Work request 1:
Would you set down, word for word, the stretch of the tax deduction text from "- Education Loan" through "as a deduction."?
Work request 2:
Using the tax deduction text, answer each question below, marking your answers (a), (b) and (c).
(a) Under which section can the additional NPS deduction of up to Rs. 50,000 be claimed?
(b) What does the Section 80D deduction limit rise to when the policyholder or a covered family member is a senior citizen?
(c) For at most how many years is the education loan interest deduction available?

Supplied text:

▬▬▬

It is important to note that this exemption is only applicable to interest earned on savings accounts, and not on fixed deposits or recurring deposits. Additionally, if you have multiple savings accounts with different banks, the combined interest earned on all accounts should be considered for tax exemption purposes. - Investments in National Pension Scheme (NPS) One can claim a deduction of up to Rs. 1.5 lakh under Section 80CCD(1) of the Income Tax Act by investing in NPS. An additional deduction of up to Rs. 50,000 can be claimed under Section 80CCD(1B). NPS is a long-term investment option that can help individuals build a retirement corpus while saving tax.
- Health Insurance Premium Individuals can claim a deduction of up to Rs. 25,000 on the premium paid towards health insurance for themselves, their spouse, and dependent children under Section 80D. In case the policyholder or any of the aforementioned family members are senior citizens, the deduction limit is raised to Rs. 50,000.
- Education Loan Interest Interest paid on an education loan can be claimed as a deduction under Section 80E. The deduction is available for a maximum of 8 years or until the interest is fully repaid, whichever is earlier. There is no cap on the amount that can be claimed as a deduction.

▬▬▬

Data supplied:
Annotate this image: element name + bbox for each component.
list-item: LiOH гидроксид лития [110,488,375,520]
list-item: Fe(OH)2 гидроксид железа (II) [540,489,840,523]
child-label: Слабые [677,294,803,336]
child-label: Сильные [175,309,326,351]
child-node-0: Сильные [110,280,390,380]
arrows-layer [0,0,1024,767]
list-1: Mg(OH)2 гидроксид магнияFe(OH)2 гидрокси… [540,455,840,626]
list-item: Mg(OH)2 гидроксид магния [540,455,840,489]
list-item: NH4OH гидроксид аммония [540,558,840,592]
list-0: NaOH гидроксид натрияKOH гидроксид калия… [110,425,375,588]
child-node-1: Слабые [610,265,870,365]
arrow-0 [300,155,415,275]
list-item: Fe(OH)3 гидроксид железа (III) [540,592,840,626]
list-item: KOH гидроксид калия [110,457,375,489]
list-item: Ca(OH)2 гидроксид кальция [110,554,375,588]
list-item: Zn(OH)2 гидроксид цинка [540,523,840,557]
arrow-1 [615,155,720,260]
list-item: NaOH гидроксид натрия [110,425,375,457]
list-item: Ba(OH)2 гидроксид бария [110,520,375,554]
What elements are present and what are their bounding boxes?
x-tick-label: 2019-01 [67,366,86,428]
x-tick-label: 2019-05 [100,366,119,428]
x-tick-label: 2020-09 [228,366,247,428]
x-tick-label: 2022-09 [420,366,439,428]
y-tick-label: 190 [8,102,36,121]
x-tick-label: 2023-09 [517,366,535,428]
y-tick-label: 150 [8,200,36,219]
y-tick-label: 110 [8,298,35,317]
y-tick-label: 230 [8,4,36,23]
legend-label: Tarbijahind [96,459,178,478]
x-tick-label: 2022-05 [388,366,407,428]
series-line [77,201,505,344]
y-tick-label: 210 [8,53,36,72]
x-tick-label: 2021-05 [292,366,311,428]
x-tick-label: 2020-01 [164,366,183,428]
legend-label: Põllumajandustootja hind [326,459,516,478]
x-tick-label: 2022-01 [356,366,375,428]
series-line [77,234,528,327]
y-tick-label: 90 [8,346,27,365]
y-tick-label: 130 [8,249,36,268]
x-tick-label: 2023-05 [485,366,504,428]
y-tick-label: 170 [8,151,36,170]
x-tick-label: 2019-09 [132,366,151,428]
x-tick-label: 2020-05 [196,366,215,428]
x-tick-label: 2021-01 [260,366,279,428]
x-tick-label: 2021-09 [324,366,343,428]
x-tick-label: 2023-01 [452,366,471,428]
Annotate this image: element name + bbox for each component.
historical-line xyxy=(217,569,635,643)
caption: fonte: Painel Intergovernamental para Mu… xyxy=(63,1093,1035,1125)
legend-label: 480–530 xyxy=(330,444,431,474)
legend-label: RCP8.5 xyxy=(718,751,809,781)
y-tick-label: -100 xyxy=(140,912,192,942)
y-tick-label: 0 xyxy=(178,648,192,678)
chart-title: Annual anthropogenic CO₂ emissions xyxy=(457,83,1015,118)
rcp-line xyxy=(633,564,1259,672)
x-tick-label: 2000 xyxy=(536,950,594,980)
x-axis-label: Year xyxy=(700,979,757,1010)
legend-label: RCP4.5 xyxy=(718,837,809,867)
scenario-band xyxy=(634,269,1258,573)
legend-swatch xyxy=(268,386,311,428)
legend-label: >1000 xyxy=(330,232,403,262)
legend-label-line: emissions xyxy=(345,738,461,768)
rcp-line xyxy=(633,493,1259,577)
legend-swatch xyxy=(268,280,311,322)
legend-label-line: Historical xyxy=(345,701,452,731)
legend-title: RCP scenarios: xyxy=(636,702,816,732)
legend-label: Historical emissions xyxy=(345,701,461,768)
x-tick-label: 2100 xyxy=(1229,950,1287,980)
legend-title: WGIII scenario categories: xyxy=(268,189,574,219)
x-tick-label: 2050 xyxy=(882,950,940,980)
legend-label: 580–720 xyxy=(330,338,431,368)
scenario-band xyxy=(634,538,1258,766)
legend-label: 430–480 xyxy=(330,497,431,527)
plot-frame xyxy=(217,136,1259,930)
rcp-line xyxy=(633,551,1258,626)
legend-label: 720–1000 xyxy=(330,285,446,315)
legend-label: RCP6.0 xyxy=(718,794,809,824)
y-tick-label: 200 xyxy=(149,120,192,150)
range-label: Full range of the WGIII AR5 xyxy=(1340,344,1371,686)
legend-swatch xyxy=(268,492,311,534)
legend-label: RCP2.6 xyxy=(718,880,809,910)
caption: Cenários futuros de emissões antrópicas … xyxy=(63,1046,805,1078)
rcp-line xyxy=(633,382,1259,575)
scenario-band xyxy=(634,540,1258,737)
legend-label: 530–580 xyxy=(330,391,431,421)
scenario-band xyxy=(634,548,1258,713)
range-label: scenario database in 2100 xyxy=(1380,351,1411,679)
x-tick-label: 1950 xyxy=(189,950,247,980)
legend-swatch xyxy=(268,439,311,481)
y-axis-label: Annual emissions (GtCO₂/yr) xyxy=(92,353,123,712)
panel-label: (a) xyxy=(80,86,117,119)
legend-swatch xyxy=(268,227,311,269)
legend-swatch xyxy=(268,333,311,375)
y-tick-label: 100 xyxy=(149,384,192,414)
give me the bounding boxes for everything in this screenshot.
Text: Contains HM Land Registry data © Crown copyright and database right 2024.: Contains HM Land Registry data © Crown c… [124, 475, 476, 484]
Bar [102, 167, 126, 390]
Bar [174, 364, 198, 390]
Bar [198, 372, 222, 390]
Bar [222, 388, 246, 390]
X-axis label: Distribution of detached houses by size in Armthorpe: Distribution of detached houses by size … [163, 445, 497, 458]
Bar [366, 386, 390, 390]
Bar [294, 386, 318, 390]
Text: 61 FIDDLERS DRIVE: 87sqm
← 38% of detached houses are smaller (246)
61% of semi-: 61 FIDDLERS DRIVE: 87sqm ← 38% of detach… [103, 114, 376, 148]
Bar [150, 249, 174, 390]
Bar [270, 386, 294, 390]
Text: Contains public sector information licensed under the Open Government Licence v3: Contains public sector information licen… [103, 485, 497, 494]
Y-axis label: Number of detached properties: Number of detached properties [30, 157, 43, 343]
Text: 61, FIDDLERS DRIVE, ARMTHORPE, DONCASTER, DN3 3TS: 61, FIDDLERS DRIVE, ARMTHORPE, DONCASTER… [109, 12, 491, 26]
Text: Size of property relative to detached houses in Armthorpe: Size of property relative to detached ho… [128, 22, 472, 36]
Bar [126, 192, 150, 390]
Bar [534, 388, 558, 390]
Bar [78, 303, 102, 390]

▬▬▬

Reply 1:
- Education Loan Interest Interest paid on an education loan can be claimed as a deduction under Section 80E. The deduction is available for a maximum of 8 years or until the interest is fully repaid, whichever is earlier. There is no cap on the amount that can be claimed as a deduction.

Reply 2:
(a) Section 80CCD(1B)
(b) Rs. 50,000
(c) 8 years, or until the interest is fully repaid, whichever is earlier